──────── Data for this exercise ────────
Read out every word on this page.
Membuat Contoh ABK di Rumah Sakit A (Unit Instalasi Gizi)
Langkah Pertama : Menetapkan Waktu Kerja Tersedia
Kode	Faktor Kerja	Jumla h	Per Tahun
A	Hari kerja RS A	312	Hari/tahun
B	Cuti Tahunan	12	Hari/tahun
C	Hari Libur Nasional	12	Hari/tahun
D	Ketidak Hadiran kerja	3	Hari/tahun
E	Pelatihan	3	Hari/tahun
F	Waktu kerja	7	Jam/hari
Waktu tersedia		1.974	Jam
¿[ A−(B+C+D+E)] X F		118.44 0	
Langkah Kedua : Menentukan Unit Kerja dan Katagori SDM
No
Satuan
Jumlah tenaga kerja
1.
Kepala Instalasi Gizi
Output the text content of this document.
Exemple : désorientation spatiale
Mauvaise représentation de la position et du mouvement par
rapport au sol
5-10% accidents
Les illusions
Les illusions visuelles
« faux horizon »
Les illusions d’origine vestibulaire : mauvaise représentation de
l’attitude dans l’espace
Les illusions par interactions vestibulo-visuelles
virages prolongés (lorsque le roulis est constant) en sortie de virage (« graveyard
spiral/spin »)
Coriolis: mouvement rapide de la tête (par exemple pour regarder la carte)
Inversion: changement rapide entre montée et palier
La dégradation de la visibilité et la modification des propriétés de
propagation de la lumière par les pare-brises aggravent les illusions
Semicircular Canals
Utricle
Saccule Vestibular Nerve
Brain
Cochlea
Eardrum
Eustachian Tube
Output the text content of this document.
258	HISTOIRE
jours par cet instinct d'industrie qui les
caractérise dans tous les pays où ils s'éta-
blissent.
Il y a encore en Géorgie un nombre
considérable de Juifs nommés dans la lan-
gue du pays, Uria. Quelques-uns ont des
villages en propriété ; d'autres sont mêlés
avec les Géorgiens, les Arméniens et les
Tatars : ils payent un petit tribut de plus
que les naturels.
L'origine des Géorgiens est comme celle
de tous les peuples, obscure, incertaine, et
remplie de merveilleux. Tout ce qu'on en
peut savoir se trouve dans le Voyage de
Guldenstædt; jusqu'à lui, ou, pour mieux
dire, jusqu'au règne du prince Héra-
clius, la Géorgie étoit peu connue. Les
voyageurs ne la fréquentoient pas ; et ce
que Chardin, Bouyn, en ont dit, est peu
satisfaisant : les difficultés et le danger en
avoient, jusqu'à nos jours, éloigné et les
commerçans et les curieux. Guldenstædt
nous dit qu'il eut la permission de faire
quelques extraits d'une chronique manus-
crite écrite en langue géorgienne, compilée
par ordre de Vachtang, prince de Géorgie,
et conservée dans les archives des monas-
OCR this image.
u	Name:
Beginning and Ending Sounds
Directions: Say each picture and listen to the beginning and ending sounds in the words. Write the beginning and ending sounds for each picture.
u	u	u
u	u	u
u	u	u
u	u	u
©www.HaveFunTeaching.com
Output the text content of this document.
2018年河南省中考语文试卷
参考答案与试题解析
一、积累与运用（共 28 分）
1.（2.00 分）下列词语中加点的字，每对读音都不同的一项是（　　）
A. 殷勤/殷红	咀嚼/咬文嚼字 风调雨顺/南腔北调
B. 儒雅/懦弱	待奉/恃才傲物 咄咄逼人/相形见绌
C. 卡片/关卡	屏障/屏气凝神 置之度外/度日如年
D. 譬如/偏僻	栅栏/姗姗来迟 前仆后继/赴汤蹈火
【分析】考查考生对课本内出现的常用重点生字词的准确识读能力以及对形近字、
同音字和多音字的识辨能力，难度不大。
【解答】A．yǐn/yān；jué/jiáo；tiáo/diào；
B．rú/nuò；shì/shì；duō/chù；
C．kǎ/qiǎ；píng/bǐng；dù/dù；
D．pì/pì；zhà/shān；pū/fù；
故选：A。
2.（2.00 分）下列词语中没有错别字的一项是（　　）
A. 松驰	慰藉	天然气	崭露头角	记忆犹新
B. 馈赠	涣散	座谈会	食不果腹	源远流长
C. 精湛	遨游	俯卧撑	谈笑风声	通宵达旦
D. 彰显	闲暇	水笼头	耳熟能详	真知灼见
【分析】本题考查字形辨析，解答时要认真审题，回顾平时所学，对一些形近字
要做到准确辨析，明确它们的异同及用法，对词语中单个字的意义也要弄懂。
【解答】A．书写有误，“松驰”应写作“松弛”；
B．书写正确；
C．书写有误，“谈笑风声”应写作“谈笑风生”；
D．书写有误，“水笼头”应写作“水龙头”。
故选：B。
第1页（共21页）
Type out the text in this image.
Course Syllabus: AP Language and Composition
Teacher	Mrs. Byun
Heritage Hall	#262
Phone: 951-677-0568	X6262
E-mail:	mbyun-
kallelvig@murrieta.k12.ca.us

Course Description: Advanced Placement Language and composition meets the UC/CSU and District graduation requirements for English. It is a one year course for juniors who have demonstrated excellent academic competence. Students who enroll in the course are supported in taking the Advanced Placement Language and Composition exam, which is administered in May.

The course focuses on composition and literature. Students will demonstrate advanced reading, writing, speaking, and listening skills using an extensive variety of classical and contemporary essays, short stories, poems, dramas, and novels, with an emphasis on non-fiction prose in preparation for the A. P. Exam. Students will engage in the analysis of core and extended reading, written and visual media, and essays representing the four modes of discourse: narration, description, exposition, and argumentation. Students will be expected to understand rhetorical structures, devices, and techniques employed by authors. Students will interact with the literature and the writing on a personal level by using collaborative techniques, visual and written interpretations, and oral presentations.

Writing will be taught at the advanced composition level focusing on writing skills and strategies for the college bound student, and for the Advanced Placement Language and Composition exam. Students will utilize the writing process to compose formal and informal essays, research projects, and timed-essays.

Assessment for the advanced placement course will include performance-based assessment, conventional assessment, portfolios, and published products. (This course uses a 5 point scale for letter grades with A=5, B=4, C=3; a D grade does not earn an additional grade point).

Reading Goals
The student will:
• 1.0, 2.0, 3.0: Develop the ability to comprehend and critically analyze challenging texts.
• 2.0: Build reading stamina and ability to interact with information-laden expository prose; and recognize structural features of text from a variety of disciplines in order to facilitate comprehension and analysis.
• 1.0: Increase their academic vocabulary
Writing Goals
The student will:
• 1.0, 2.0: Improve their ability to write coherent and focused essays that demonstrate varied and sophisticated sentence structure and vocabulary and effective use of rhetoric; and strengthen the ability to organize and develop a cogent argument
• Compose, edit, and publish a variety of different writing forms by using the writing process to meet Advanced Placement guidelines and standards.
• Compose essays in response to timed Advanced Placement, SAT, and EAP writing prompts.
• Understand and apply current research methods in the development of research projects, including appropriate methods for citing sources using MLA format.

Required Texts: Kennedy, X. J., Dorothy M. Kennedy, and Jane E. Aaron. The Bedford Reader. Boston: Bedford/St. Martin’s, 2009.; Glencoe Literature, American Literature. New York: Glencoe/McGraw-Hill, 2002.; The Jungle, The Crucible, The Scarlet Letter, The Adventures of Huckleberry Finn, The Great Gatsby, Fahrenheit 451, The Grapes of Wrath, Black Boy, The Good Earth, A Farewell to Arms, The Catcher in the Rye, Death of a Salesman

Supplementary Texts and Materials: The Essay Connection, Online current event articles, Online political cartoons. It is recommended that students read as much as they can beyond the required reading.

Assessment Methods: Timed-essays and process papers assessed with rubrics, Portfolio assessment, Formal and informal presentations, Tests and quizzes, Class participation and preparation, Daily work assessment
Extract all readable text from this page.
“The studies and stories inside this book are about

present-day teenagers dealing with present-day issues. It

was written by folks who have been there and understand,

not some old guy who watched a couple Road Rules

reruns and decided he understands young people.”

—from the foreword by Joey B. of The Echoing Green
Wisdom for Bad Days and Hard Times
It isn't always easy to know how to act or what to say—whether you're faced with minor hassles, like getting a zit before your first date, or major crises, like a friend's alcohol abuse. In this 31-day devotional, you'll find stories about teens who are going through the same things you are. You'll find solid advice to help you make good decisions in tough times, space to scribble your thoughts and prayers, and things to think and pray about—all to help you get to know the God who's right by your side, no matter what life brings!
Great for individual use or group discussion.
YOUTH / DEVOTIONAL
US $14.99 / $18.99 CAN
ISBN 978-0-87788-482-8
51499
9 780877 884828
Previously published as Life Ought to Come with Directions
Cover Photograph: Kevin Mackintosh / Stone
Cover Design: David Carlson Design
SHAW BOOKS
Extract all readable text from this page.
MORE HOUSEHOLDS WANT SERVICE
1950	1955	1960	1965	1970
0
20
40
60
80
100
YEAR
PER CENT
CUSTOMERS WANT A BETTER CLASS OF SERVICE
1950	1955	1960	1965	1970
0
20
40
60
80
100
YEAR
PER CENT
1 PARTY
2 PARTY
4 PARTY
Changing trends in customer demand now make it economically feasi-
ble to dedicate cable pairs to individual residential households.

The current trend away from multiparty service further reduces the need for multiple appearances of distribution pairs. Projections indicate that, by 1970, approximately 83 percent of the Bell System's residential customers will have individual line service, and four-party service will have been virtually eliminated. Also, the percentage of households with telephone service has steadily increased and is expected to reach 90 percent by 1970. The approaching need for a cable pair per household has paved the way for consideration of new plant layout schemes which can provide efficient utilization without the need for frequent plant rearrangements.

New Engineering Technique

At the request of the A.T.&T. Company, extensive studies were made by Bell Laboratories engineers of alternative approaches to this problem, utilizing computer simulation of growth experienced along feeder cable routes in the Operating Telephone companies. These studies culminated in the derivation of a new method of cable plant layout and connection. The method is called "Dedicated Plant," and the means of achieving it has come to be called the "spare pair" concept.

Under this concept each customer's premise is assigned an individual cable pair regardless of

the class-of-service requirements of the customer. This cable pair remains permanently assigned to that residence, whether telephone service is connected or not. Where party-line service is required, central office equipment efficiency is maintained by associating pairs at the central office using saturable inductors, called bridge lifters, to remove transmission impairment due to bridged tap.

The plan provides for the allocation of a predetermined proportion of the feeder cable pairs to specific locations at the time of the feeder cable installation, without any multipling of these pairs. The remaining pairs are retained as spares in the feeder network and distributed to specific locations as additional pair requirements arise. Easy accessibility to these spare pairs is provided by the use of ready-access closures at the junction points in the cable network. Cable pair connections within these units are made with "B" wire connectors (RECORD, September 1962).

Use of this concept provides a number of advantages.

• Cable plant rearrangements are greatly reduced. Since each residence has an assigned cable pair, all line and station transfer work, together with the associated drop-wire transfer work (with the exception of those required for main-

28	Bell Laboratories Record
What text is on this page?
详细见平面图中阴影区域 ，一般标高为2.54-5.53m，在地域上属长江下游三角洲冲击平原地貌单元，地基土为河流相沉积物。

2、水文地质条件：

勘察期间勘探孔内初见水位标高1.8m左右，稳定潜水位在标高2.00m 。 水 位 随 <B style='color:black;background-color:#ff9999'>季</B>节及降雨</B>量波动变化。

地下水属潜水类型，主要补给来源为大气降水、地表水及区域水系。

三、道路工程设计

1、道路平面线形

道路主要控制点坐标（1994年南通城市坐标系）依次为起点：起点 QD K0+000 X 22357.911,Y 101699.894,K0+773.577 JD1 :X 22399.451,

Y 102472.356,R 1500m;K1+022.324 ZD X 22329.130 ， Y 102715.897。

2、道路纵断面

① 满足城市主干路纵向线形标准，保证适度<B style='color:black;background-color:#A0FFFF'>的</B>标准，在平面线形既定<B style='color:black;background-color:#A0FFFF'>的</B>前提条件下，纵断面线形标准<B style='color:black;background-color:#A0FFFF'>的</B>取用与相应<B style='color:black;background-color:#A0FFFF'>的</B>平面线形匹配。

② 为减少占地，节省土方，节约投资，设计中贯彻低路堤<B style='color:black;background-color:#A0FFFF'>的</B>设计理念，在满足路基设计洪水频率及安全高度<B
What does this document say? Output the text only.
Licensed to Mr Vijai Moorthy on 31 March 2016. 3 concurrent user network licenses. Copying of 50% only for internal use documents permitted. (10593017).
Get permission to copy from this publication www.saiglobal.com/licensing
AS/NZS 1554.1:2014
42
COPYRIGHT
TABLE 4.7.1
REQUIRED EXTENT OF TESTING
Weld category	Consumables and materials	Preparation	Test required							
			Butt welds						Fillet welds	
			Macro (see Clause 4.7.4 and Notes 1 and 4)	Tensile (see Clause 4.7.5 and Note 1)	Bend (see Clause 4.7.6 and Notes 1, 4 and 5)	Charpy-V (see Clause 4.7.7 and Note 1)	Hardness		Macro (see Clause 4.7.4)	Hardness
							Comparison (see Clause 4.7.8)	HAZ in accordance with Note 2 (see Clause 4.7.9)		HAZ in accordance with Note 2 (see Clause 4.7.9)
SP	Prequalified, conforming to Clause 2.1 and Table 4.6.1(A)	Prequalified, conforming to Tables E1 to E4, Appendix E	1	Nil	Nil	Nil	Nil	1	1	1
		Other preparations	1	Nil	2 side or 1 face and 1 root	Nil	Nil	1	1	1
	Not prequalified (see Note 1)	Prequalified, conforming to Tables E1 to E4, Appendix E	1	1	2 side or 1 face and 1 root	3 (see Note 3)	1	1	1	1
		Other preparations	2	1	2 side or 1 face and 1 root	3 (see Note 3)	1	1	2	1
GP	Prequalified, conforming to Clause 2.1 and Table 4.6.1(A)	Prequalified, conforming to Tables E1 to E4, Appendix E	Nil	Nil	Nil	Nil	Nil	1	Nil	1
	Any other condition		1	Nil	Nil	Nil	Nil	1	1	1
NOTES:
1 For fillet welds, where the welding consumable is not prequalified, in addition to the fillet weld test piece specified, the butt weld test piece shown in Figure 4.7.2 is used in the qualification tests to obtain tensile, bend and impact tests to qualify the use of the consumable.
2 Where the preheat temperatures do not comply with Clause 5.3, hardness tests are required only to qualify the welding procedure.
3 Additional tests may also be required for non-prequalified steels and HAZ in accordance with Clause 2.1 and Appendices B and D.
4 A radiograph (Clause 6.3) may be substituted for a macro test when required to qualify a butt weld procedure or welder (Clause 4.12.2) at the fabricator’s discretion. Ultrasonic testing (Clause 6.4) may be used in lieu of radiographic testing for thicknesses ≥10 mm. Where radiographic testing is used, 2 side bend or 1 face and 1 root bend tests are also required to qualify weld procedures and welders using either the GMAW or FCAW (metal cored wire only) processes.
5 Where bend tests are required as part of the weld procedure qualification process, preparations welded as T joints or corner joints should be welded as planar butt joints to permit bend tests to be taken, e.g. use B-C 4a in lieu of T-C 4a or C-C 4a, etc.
────────
Which lines hold the word "Instalasi"? Return all of them from the records above.

Membuat Contoh ABK di Rumah Sakit A (Unit Instalasi Gizi)
Kepala Instalasi Gizi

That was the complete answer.